[Goal]
Give the number of lines that include the string "immer", nothing more.

[Given entries]
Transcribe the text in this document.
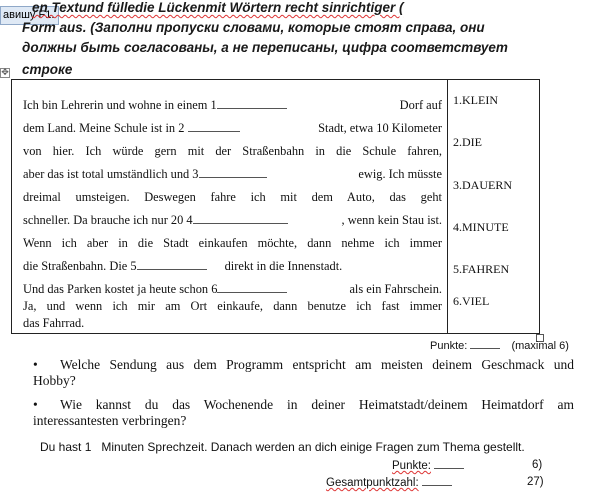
авишу F1.
en Textund fülledie Lückenmit Wörtern recht sinrichtiger (
Form aus. (Заполни пропуски словами, которые стоят справа, они
должны быть согласованы, а не переписаны, цифра соответствует
строке
✥
Ich bin Lehrerin und wohne in einem 1	Dorf auf
dem Land. Meine Schule ist in 2	Stadt, etwa 10 Kilometer
von hier. Ich würde gern mit der Straßenbahn in die Schule fahren,
aber das ist total umständlich und 3	ewig. Ich müsste
dreimal umsteigen. Deswegen fahre ich mit dem Auto, das geht
schneller. Da brauche ich nur 20 4	, wenn kein Stau ist.
Wenn ich aber in die Stadt einkaufen möchte, dann nehme ich immer
die Straßenbahn. Die 5	direkt in die Innenstadt.
Und das Parken kostet ja heute schon 6	als ein Fahrschein.
Ja, und wenn ich mir am Ort einkaufe, dann benutze ich fast immer
das Fahrrad.
1.KLEIN
2.DIE
3.DAUERN
4.MINUTE
5.FAHREN
6.VIEL
Punkte:	(maximal 6)
• Welche Sendung aus dem Programm entspricht am meisten deinem Geschmack und
Hobby?
• Wie kannst du das Wochenende in deiner Heimatstadt/deinem Heimatdorf am
interessantesten verbringen?
Du hast 1 Minuten Sprechzeit. Danach werden an dich einige Fragen zum Thema gestellt.
Punkte:	6)
Gesamtpunktzahl:	27)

[Reply to the task]
2